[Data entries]
========================

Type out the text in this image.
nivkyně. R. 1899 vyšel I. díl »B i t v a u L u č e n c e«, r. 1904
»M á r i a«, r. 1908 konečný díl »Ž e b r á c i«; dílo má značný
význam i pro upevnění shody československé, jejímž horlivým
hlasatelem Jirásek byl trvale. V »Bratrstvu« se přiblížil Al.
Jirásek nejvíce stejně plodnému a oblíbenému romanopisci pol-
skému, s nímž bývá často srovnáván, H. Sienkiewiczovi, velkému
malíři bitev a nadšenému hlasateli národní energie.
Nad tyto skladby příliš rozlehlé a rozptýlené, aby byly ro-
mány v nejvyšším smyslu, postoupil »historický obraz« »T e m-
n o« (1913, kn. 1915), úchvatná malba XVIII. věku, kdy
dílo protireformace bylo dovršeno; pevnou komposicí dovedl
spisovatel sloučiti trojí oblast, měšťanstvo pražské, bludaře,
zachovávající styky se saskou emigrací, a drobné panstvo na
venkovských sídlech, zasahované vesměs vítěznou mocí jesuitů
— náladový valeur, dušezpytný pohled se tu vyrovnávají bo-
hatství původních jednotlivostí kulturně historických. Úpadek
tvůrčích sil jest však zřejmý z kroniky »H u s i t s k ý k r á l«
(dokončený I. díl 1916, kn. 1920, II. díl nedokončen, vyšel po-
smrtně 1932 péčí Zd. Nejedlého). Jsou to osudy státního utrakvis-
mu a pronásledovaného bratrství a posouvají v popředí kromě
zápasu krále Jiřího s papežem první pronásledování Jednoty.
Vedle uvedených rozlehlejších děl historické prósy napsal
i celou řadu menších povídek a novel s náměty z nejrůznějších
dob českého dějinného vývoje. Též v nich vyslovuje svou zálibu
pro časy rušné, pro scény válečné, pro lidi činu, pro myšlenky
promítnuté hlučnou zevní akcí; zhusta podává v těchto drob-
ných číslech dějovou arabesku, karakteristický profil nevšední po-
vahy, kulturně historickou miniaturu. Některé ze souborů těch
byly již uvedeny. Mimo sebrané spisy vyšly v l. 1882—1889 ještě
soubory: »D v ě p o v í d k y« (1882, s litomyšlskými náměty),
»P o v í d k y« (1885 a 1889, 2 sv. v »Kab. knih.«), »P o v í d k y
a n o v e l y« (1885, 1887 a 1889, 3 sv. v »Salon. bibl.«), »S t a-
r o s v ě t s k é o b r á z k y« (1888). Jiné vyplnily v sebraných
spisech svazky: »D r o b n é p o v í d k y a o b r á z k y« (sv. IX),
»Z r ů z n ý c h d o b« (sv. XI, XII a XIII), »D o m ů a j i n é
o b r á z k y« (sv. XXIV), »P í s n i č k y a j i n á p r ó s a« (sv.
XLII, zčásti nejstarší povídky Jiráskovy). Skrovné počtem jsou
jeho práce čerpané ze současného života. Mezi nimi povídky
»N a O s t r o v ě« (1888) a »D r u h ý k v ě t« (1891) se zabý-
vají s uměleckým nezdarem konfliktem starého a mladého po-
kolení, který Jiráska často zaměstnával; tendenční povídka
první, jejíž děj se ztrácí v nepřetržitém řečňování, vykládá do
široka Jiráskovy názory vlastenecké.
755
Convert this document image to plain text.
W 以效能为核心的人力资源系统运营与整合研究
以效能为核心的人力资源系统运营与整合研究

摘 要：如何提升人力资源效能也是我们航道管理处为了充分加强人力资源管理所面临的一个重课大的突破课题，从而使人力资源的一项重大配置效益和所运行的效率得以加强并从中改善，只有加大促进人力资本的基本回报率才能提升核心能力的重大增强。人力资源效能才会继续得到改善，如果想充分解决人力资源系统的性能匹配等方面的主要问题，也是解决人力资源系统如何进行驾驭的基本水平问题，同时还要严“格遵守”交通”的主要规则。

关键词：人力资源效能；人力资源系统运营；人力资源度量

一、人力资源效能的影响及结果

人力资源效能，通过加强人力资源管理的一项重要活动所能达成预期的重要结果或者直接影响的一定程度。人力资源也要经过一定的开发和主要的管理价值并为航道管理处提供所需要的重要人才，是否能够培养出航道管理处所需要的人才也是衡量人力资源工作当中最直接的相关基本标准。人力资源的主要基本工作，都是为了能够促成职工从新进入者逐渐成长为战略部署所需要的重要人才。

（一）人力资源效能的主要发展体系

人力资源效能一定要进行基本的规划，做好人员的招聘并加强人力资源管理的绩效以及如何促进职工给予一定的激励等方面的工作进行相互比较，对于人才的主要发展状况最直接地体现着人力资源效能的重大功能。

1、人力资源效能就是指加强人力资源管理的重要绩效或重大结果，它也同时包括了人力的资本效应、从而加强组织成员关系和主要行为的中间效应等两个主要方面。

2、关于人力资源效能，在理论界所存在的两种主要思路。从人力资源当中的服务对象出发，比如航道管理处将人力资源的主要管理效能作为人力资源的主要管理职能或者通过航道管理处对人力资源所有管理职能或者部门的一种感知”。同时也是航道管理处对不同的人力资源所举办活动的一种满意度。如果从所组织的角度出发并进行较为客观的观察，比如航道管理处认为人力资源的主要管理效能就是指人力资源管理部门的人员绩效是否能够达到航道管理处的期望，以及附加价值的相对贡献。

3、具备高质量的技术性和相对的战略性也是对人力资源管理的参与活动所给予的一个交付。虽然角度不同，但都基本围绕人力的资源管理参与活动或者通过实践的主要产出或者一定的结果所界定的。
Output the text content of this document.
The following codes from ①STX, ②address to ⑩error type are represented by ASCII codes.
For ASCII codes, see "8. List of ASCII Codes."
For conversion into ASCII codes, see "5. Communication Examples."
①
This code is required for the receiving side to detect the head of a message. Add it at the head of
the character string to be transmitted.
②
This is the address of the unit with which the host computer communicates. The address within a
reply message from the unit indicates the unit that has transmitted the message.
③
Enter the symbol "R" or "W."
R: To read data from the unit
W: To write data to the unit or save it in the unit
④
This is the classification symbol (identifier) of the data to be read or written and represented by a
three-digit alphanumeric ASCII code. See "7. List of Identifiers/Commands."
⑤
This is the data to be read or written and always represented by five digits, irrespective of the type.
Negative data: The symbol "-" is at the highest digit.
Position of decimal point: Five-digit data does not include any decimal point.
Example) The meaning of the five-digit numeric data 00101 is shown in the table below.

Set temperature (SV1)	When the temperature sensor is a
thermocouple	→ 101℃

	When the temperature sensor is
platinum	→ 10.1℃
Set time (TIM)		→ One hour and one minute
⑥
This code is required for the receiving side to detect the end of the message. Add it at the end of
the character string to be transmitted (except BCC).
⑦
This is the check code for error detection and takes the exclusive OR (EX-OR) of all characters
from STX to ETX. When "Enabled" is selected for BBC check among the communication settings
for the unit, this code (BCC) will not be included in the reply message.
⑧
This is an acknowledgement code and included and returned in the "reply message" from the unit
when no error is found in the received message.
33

========================

DIRECTION: Set down the entries verbatim, leaving none out.

IN RESPONSE:
Type out the text in this image.
nivkyně. R. 1899 vyšel I. díl »B i t v a u L u č e n c e«, r. 1904
»M á r i a«, r. 1908 konečný díl »Ž e b r á c i«; dílo má značný
význam i pro upevnění shody československé, jejímž horlivým
hlasatelem Jirásek byl trvale. V »Bratrstvu« se přiblížil Al.
Jirásek nejvíce stejně plodnému a oblíbenému romanopisci pol-
skému, s nímž bývá často srovnáván, H. Sienkiewiczovi, velkému
malíři bitev a nadšenému hlasateli národní energie.
Nad tyto skladby příliš rozlehlé a rozptýlené, aby byly ro-
mány v nejvyšším smyslu, postoupil »historický obraz« »T e m-
n o« (1913, kn. 1915), úchvatná malba XVIII. věku, kdy
dílo protireformace bylo dovršeno; pevnou komposicí dovedl
spisovatel sloučiti trojí oblast, měšťanstvo pražské, bludaře,
zachovávající styky se saskou emigrací, a drobné panstvo na
venkovských sídlech, zasahované vesměs vítěznou mocí jesuitů
— náladový valeur, dušezpytný pohled se tu vyrovnávají bo-
hatství původních jednotlivostí kulturně historických. Úpadek
tvůrčích sil jest však zřejmý z kroniky »H u s i t s k ý k r á l«
(dokončený I. díl 1916, kn. 1920, II. díl nedokončen, vyšel po-
smrtně 1932 péčí Zd. Nejedlého). Jsou to osudy státního utrakvis-
mu a pronásledovaného bratrství a posouvají v popředí kromě
zápasu krále Jiřího s papežem první pronásledování Jednoty.
Vedle uvedených rozlehlejších děl historické prósy napsal
i celou řadu menších povídek a novel s náměty z nejrůznějších
dob českého dějinného vývoje. Též v nich vyslovuje svou zálibu
pro časy rušné, pro scény válečné, pro lidi činu, pro myšlenky
promítnuté hlučnou zevní akcí; zhusta podává v těchto drob-
ných číslech dějovou arabesku, karakteristický profil nevšední po-
vahy, kulturně historickou miniaturu. Některé ze souborů těch
byly již uvedeny. Mimo sebrané spisy vyšly v l. 1882—1889 ještě
soubory: »D v ě p o v í d k y« (1882, s litomyšlskými náměty),
»P o v í d k y« (1885 a 1889, 2 sv. v »Kab. knih.«), »P o v í d k y
a n o v e l y« (1885, 1887 a 1889, 3 sv. v »Salon. bibl.«), »S t a-
r o s v ě t s k é o b r á z k y« (1888). Jiné vyplnily v sebraných
spisech svazky: »D r o b n é p o v í d k y a o b r á z k y« (sv. IX),
»Z r ů z n ý c h d o b« (sv. XI, XII a XIII), »D o m ů a j i n é
o b r á z k y« (sv. XXIV), »P í s n i č k y a j i n á p r ó s a« (sv.
XLII, zčásti nejstarší povídky Jiráskovy). Skrovné počtem jsou
jeho práce čerpané ze současného života. Mezi nimi povídky
»N a O s t r o v ě« (1888) a »D r u h ý k v ě t« (1891) se zabý-
vají s uměleckým nezdarem konfliktem starého a mladého po-
kolení, který Jiráska často zaměstnával; tendenční povídka
první, jejíž děj se ztrácí v nepřetržitém řečňování, vykládá do
široka Jiráskovy názory vlastenecké.
755
Convert this document image to plain text.
W 以效能为核心的人力资源系统运营与整合研究
以效能为核心的人力资源系统运营与整合研究

摘 要：如何提升人力资源效能也是我们航道管理处为了充分加强人力资源管理所面临的一个重课大的突破课题，从而使人力资源的一项重大配置效益和所运行的效率得以加强并从中改善，只有加大促进人力资本的基本回报率才能提升核心能力的重大增强。人力资源效能才会继续得到改善，如果想充分解决人力资源系统的性能匹配等方面的主要问题，也是解决人力资源系统如何进行驾驭的基本水平问题，同时还要严“格遵守”交通”的主要规则。

关键词：人力资源效能；人力资源系统运营；人力资源度量

一、人力资源效能的影响及结果

人力资源效能，通过加强人力资源管理的一项重要活动所能达成预期的重要结果或者直接影响的一定程度。人力资源也要经过一定的开发和主要的管理价值并为航道管理处提供所需要的重要人才，是否能够培养出航道管理处所需要的人才也是衡量人力资源工作当中最直接的相关基本标准。人力资源的主要基本工作，都是为了能够促成职工从新进入者逐渐成长为战略部署所需要的重要人才。

（一）人力资源效能的主要发展体系

人力资源效能一定要进行基本的规划，做好人员的招聘并加强人力资源管理的绩效以及如何促进职工给予一定的激励等方面的工作进行相互比较，对于人才的主要发展状况最直接地体现着人力资源效能的重大功能。

1、人力资源效能就是指加强人力资源管理的重要绩效或重大结果，它也同时包括了人力的资本效应、从而加强组织成员关系和主要行为的中间效应等两个主要方面。

2、关于人力资源效能，在理论界所存在的两种主要思路。从人力资源当中的服务对象出发，比如航道管理处将人力资源的主要管理效能作为人力资源的主要管理职能或者通过航道管理处对人力资源所有管理职能或者部门的一种感知”。同时也是航道管理处对不同的人力资源所举办活动的一种满意度。如果从所组织的角度出发并进行较为客观的观察，比如航道管理处认为人力资源的主要管理效能就是指人力资源管理部门的人员绩效是否能够达到航道管理处的期望，以及附加价值的相对贡献。

3、具备高质量的技术性和相对的战略性也是对人力资源管理的参与活动所给予的一个交付。虽然角度不同，但都基本围绕人力的资源管理参与活动或者通过实践的主要产出或者一定的结果所界定的。
Output the text content of this document.
The following codes from ①STX, ②address to ⑩error type are represented by ASCII codes.
For ASCII codes, see "8. List of ASCII Codes."
For conversion into ASCII codes, see "5. Communication Examples."
①
This code is required for the receiving side to detect the head of a message. Add it at the head of
the character string to be transmitted.
②
This is the address of the unit with which the host computer communicates. The address within a
reply message from the unit indicates the unit that has transmitted the message.
③
Enter the symbol "R" or "W."
R: To read data from the unit
W: To write data to the unit or save it in the unit
④
This is the classification symbol (identifier) of the data to be read or written and represented by a
three-digit alphanumeric ASCII code. See "7. List of Identifiers/Commands."
⑤
This is the data to be read or written and always represented by five digits, irrespective of the type.
Negative data: The symbol "-" is at the highest digit.
Position of decimal point: Five-digit data does not include any decimal point.
Example) The meaning of the five-digit numeric data 00101 is shown in the table below.

Set temperature (SV1)	When the temperature sensor is a
thermocouple	→ 101℃

	When the temperature sensor is
platinum	→ 10.1℃
Set time (TIM)		→ One hour and one minute
⑥
This code is required for the receiving side to detect the end of the message. Add it at the end of
the character string to be transmitted (except BCC).
⑦
This is the check code for error detection and takes the exclusive OR (EX-OR) of all characters
from STX to ETX. When "Enabled" is selected for BBC check among the communication settings
for the unit, this code (BCC) will not be included in the reply message.
⑧
This is an acknowledgement code and included and returned in the "reply message" from the unit
when no error is found in the received message.
33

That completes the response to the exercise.